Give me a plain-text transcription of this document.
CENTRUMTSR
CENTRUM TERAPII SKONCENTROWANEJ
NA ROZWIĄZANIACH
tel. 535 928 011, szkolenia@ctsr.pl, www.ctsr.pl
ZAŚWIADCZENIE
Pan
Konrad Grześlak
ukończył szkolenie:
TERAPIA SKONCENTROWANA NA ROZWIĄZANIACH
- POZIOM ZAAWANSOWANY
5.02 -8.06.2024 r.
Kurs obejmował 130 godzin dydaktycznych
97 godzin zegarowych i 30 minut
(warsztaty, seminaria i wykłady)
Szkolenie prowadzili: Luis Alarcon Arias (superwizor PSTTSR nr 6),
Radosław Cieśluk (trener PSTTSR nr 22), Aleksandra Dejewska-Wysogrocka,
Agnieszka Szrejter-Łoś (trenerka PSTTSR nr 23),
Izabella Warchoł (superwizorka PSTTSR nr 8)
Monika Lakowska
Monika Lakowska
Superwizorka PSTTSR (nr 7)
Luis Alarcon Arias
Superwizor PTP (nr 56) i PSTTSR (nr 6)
┄┄┄┄┄┄┄┄┄┄┄┄┄┄┄┄┄┄┄┄
* Task details:
Restate the whole of the material exactly.

* Answer in full:
Give me a plain-text transcription of this document.
CENTRUMTSR
CENTRUM TERAPII SKONCENTROWANEJ
NA ROZWIĄZANIACH
tel. 535 928 011, szkolenia@ctsr.pl, www.ctsr.pl
ZAŚWIADCZENIE
Pan
Konrad Grześlak
ukończył szkolenie:
TERAPIA SKONCENTROWANA NA ROZWIĄZANIACH
- POZIOM ZAAWANSOWANY
5.02 -8.06.2024 r.
Kurs obejmował 130 godzin dydaktycznych
97 godzin zegarowych i 30 minut
(warsztaty, seminaria i wykłady)
Szkolenie prowadzili: Luis Alarcon Arias (superwizor PSTTSR nr 6),
Radosław Cieśluk (trener PSTTSR nr 22), Aleksandra Dejewska-Wysogrocka,
Agnieszka Szrejter-Łoś (trenerka PSTTSR nr 23),
Izabella Warchoł (superwizorka PSTTSR nr 8)
Monika Lakowska
Monika Lakowska
Superwizorka PSTTSR (nr 7)
Luis Alarcon Arias
Superwizor PTP (nr 56) i PSTTSR (nr 6)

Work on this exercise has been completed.